Count every line of these entries that holds the word "ffffff", and reply with the number only.

[Start of Supplied material]

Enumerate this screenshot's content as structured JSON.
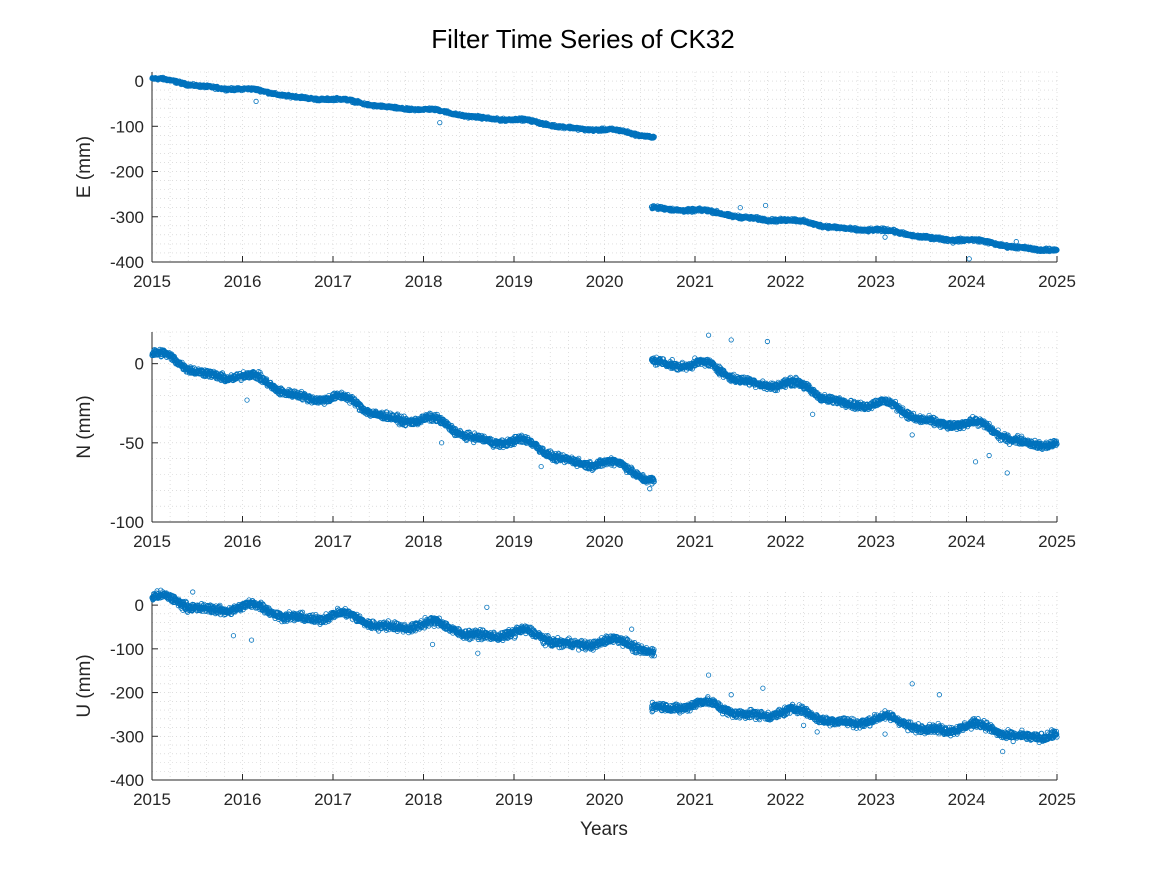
{
  "figure": {
    "title": "Filter Time Series of CK32",
    "xlabel": "Years"
  },
  "style": {
    "marker_color": "#0072BD",
    "axis_color": "#262626",
    "grid_color": "#b5b5b5",
    "background": "#ffffff"
  },
  "chart_data": [
    {
      "type": "scatter",
      "ylabel": "E (mm)",
      "xlim": [
        2015,
        2025
      ],
      "ylim": [
        -400,
        20
      ],
      "xticks": [
        2015,
        2016,
        2017,
        2018,
        2019,
        2020,
        2021,
        2022,
        2023,
        2024,
        2025
      ],
      "yticks": [
        0,
        -100,
        -200,
        -300,
        -400
      ],
      "grid": true,
      "minor_grid": true,
      "segments": [
        {
          "x_start": 2015.0,
          "x_end": 2020.55,
          "y_start": 3,
          "y_end": -122,
          "noise": 2.5,
          "wobble": 3
        },
        {
          "x_start": 2020.52,
          "x_end": 2025.0,
          "y_start": -277,
          "y_end": -375,
          "noise": 3,
          "wobble": 3
        }
      ],
      "outliers": [
        {
          "x": 2016.15,
          "y": -45
        },
        {
          "x": 2018.18,
          "y": -92
        },
        {
          "x": 2021.5,
          "y": -280
        },
        {
          "x": 2021.78,
          "y": -275
        },
        {
          "x": 2023.1,
          "y": -345
        },
        {
          "x": 2023.85,
          "y": -358
        },
        {
          "x": 2024.03,
          "y": -393
        },
        {
          "x": 2024.55,
          "y": -355
        }
      ]
    },
    {
      "type": "scatter",
      "ylabel": "N (mm)",
      "xlim": [
        2015,
        2025
      ],
      "ylim": [
        -100,
        20
      ],
      "xticks": [
        2015,
        2016,
        2017,
        2018,
        2019,
        2020,
        2021,
        2022,
        2023,
        2024,
        2025
      ],
      "yticks": [
        0,
        -50,
        -100
      ],
      "grid": true,
      "minor_grid": true,
      "segments": [
        {
          "x_start": 2015.0,
          "x_end": 2020.55,
          "y_start": 4,
          "y_end": -72,
          "noise": 2,
          "wobble": 3
        },
        {
          "x_start": 2020.52,
          "x_end": 2025.0,
          "y_start": 4,
          "y_end": -52,
          "noise": 2,
          "wobble": 3
        }
      ],
      "outliers": [
        {
          "x": 2016.05,
          "y": -23
        },
        {
          "x": 2018.2,
          "y": -50
        },
        {
          "x": 2019.3,
          "y": -65
        },
        {
          "x": 2020.5,
          "y": -79
        },
        {
          "x": 2021.15,
          "y": 18
        },
        {
          "x": 2021.4,
          "y": 15
        },
        {
          "x": 2021.8,
          "y": 14
        },
        {
          "x": 2022.3,
          "y": -32
        },
        {
          "x": 2023.4,
          "y": -45
        },
        {
          "x": 2024.1,
          "y": -62
        },
        {
          "x": 2024.25,
          "y": -58
        },
        {
          "x": 2024.45,
          "y": -69
        }
      ]
    },
    {
      "type": "scatter",
      "ylabel": "U (mm)",
      "xlim": [
        2015,
        2025
      ],
      "ylim": [
        -400,
        30
      ],
      "xticks": [
        2015,
        2016,
        2017,
        2018,
        2019,
        2020,
        2021,
        2022,
        2023,
        2024,
        2025
      ],
      "yticks": [
        0,
        -100,
        -200,
        -300,
        -400
      ],
      "grid": true,
      "minor_grid": true,
      "segments": [
        {
          "x_start": 2015.0,
          "x_end": 2020.55,
          "y_start": 10,
          "y_end": -100,
          "noise": 8,
          "wobble": 10
        },
        {
          "x_start": 2020.52,
          "x_end": 2025.0,
          "y_start": -225,
          "y_end": -300,
          "noise": 8,
          "wobble": 10
        }
      ],
      "outliers": [
        {
          "x": 2015.45,
          "y": 30
        },
        {
          "x": 2015.9,
          "y": -70
        },
        {
          "x": 2016.1,
          "y": -80
        },
        {
          "x": 2018.1,
          "y": -90
        },
        {
          "x": 2018.6,
          "y": -110
        },
        {
          "x": 2018.7,
          "y": -5
        },
        {
          "x": 2020.3,
          "y": -55
        },
        {
          "x": 2021.15,
          "y": -160
        },
        {
          "x": 2021.4,
          "y": -205
        },
        {
          "x": 2021.75,
          "y": -190
        },
        {
          "x": 2022.2,
          "y": -275
        },
        {
          "x": 2022.35,
          "y": -290
        },
        {
          "x": 2023.1,
          "y": -295
        },
        {
          "x": 2023.4,
          "y": -180
        },
        {
          "x": 2023.7,
          "y": -205
        },
        {
          "x": 2024.4,
          "y": -335
        }
      ]
    }
  ]
}
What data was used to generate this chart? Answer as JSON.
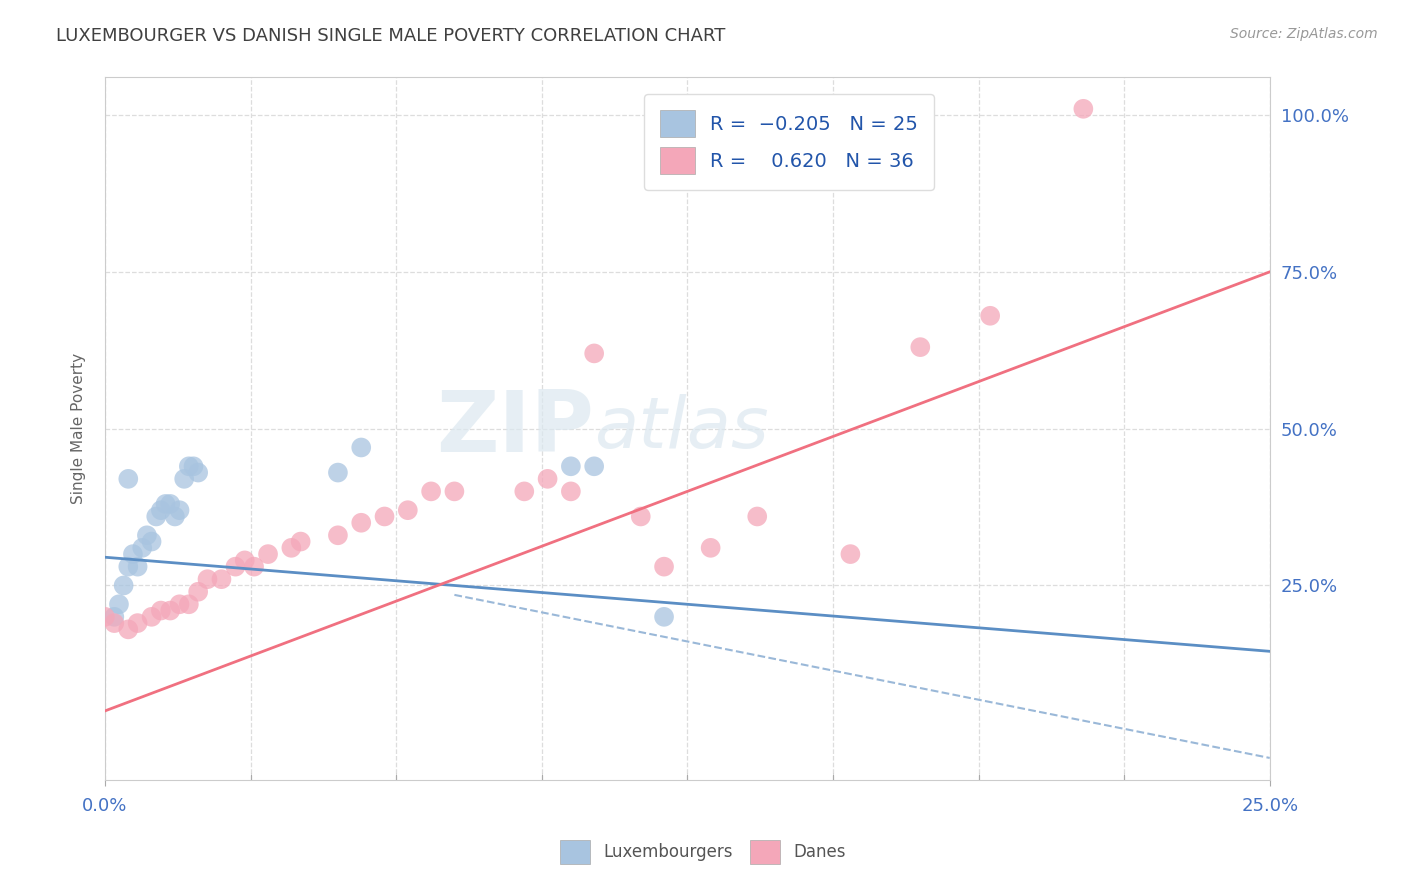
{
  "title": "LUXEMBOURGER VS DANISH SINGLE MALE POVERTY CORRELATION CHART",
  "source": "Source: ZipAtlas.com",
  "ylabel": "Single Male Poverty",
  "xlim": [
    0.0,
    0.25
  ],
  "ylim": [
    -0.06,
    1.06
  ],
  "xticks": [
    0.0,
    0.03125,
    0.0625,
    0.09375,
    0.125,
    0.15625,
    0.1875,
    0.21875,
    0.25
  ],
  "yticks": [
    0.25,
    0.5,
    0.75,
    1.0
  ],
  "ytick_labels": [
    "25.0%",
    "50.0%",
    "75.0%",
    "100.0%"
  ],
  "xtick_left_label": "0.0%",
  "xtick_right_label": "25.0%",
  "color_lux": "#a8c4e0",
  "color_dane": "#f4a7b9",
  "color_lux_line": "#5b8ec4",
  "color_dane_line": "#f07080",
  "color_dashed": "#9ab8d8",
  "watermark_zip": "ZIP",
  "watermark_atlas": "atlas",
  "lux_points_x": [
    0.002,
    0.003,
    0.004,
    0.005,
    0.006,
    0.007,
    0.008,
    0.009,
    0.01,
    0.011,
    0.012,
    0.013,
    0.014,
    0.015,
    0.016,
    0.017,
    0.018,
    0.019,
    0.02,
    0.005,
    0.05,
    0.055,
    0.1,
    0.105,
    0.12
  ],
  "lux_points_y": [
    0.2,
    0.22,
    0.25,
    0.28,
    0.3,
    0.28,
    0.31,
    0.33,
    0.32,
    0.36,
    0.37,
    0.38,
    0.38,
    0.36,
    0.37,
    0.42,
    0.44,
    0.44,
    0.43,
    0.42,
    0.43,
    0.47,
    0.44,
    0.44,
    0.2
  ],
  "dane_points_x": [
    0.0,
    0.002,
    0.005,
    0.007,
    0.01,
    0.012,
    0.014,
    0.016,
    0.018,
    0.02,
    0.022,
    0.025,
    0.028,
    0.03,
    0.032,
    0.035,
    0.04,
    0.042,
    0.05,
    0.055,
    0.06,
    0.065,
    0.07,
    0.075,
    0.09,
    0.095,
    0.1,
    0.105,
    0.115,
    0.12,
    0.13,
    0.14,
    0.16,
    0.175,
    0.19,
    0.21
  ],
  "dane_points_y": [
    0.2,
    0.19,
    0.18,
    0.19,
    0.2,
    0.21,
    0.21,
    0.22,
    0.22,
    0.24,
    0.26,
    0.26,
    0.28,
    0.29,
    0.28,
    0.3,
    0.31,
    0.32,
    0.33,
    0.35,
    0.36,
    0.37,
    0.4,
    0.4,
    0.4,
    0.42,
    0.4,
    0.62,
    0.36,
    0.28,
    0.31,
    0.36,
    0.3,
    0.63,
    0.68,
    1.01
  ],
  "lux_trend_x": [
    0.0,
    0.25
  ],
  "lux_trend_y": [
    0.295,
    0.145
  ],
  "dane_trend_x": [
    0.0,
    0.25
  ],
  "dane_trend_y": [
    0.05,
    0.75
  ],
  "dashed_trend_x": [
    0.075,
    0.25
  ],
  "dashed_trend_y": [
    0.235,
    -0.025
  ],
  "background_color": "#ffffff",
  "grid_color": "#dddddd"
}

[End of Supplied material]

**Reply to the task**
2